PROBLEM
Pull out every line with the word "this".
══════════
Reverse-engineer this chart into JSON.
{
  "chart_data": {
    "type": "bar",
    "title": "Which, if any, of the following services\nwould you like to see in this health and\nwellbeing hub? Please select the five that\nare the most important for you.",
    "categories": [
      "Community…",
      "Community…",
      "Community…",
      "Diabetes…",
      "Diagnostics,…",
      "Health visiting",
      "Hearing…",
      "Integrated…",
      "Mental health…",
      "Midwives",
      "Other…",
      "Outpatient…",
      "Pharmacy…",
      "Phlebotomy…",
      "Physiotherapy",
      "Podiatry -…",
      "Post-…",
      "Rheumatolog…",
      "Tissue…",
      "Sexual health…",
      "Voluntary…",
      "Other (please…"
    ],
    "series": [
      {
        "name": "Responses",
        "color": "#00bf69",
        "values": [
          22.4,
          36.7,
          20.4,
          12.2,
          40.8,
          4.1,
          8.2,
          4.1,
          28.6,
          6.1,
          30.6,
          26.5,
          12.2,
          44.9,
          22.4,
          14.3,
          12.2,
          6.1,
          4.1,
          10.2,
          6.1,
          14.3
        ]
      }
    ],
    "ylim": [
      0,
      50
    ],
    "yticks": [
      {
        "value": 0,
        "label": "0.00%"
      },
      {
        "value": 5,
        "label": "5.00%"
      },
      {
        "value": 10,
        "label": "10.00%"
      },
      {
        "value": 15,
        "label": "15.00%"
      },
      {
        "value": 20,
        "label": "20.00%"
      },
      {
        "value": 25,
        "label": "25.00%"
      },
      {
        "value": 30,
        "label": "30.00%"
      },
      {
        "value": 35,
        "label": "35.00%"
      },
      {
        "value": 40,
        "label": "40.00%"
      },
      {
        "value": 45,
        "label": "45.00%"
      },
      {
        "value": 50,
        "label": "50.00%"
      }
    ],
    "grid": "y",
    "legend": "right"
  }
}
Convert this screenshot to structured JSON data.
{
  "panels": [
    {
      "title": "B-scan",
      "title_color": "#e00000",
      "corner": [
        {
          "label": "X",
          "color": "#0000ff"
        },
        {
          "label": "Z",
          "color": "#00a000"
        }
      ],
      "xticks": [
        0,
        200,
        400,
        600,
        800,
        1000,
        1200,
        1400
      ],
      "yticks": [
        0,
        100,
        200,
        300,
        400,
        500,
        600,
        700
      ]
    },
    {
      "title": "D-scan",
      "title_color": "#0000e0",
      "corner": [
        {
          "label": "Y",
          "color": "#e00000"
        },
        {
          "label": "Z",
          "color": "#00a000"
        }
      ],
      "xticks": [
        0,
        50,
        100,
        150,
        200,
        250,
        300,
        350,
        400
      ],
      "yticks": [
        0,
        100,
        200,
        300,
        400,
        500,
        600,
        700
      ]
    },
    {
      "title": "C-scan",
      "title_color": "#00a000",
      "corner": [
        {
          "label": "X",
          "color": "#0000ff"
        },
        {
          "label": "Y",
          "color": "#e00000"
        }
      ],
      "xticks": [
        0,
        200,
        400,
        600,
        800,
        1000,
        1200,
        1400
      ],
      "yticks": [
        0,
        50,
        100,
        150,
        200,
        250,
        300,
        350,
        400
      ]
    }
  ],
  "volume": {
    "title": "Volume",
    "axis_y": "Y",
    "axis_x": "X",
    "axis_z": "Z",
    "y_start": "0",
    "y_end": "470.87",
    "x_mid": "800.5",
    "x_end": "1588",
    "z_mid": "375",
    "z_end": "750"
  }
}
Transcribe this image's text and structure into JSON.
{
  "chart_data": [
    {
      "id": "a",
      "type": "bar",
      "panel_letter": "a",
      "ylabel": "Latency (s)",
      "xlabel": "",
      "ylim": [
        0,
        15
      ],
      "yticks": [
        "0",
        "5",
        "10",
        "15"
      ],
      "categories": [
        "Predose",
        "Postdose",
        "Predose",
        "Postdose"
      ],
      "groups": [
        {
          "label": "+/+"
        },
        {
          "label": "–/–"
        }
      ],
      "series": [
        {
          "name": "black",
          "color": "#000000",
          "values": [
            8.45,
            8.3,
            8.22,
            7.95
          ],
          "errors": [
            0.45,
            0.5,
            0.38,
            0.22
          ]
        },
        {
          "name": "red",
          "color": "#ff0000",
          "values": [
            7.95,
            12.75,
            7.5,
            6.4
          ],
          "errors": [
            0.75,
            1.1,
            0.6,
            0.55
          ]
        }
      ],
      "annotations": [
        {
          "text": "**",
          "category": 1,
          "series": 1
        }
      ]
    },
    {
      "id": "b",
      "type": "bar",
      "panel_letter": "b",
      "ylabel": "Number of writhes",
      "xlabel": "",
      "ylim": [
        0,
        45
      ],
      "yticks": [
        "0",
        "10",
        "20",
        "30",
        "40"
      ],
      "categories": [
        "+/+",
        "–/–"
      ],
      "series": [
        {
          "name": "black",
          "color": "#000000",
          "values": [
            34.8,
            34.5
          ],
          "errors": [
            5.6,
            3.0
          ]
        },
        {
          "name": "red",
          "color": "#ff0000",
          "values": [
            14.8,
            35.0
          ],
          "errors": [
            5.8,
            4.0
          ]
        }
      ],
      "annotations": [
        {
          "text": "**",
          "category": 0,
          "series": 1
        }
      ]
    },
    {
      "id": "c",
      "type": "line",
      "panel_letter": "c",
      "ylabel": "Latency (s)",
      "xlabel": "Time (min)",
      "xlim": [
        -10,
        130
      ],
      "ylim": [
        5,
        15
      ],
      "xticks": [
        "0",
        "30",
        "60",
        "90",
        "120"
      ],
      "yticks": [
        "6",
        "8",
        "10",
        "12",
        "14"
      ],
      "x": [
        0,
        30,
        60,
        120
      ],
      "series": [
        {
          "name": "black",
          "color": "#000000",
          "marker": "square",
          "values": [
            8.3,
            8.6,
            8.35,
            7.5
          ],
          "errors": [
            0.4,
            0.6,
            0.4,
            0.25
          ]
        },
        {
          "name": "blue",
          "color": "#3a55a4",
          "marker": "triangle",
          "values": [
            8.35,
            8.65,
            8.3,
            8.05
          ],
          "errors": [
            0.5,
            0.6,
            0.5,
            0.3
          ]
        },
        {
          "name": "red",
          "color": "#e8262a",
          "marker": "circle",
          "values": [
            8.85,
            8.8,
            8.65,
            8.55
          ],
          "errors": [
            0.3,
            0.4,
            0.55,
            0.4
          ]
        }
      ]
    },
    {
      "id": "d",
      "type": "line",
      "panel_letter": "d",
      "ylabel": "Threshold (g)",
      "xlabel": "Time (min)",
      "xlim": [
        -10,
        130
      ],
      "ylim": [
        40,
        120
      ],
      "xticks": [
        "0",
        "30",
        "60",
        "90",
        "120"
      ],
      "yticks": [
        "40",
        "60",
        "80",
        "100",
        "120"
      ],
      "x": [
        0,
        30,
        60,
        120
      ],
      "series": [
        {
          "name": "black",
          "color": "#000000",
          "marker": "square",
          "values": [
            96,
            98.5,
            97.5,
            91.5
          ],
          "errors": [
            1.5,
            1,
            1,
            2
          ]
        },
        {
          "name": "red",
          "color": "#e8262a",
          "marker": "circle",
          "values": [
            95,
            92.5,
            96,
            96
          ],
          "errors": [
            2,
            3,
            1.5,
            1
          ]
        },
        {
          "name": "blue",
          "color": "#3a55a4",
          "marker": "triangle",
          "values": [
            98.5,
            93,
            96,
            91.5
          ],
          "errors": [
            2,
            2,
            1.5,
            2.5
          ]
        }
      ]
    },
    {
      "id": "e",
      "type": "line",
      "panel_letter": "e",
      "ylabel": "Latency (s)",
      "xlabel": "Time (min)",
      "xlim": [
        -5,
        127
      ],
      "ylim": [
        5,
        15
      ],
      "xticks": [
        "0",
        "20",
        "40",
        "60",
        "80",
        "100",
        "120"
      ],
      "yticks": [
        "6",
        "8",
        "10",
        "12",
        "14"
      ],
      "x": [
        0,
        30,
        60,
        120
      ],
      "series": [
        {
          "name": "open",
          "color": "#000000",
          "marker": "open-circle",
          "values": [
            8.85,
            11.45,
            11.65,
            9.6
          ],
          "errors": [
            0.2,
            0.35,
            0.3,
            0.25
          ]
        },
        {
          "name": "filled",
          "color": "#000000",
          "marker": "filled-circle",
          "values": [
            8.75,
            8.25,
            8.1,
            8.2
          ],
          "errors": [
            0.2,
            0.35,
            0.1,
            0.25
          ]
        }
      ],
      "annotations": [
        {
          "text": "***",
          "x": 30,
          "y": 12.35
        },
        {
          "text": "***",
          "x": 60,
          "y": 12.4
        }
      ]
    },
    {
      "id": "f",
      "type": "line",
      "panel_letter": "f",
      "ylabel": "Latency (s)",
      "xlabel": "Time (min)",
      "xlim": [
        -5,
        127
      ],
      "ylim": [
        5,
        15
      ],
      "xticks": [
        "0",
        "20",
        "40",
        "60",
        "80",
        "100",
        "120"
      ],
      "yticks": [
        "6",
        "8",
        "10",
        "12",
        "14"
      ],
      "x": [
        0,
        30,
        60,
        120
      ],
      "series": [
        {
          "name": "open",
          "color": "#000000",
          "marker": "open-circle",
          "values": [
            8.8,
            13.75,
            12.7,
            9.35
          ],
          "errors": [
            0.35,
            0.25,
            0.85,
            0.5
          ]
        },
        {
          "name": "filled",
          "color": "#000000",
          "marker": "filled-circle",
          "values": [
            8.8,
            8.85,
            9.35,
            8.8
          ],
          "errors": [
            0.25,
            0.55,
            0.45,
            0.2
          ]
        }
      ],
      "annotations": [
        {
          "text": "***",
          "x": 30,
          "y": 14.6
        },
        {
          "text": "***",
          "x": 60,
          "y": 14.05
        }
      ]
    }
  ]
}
══════════
FULL SOLUTION
Reverse-engineer this chart into JSON.
    "title": "Which, if any, of the following services\nwould you like to see in this health and\nwellbeing hub? Please select the five that\nare the most important for you.",
Convert this screenshot to structured JSON data.
Transcribe this image's text and structure into JSON.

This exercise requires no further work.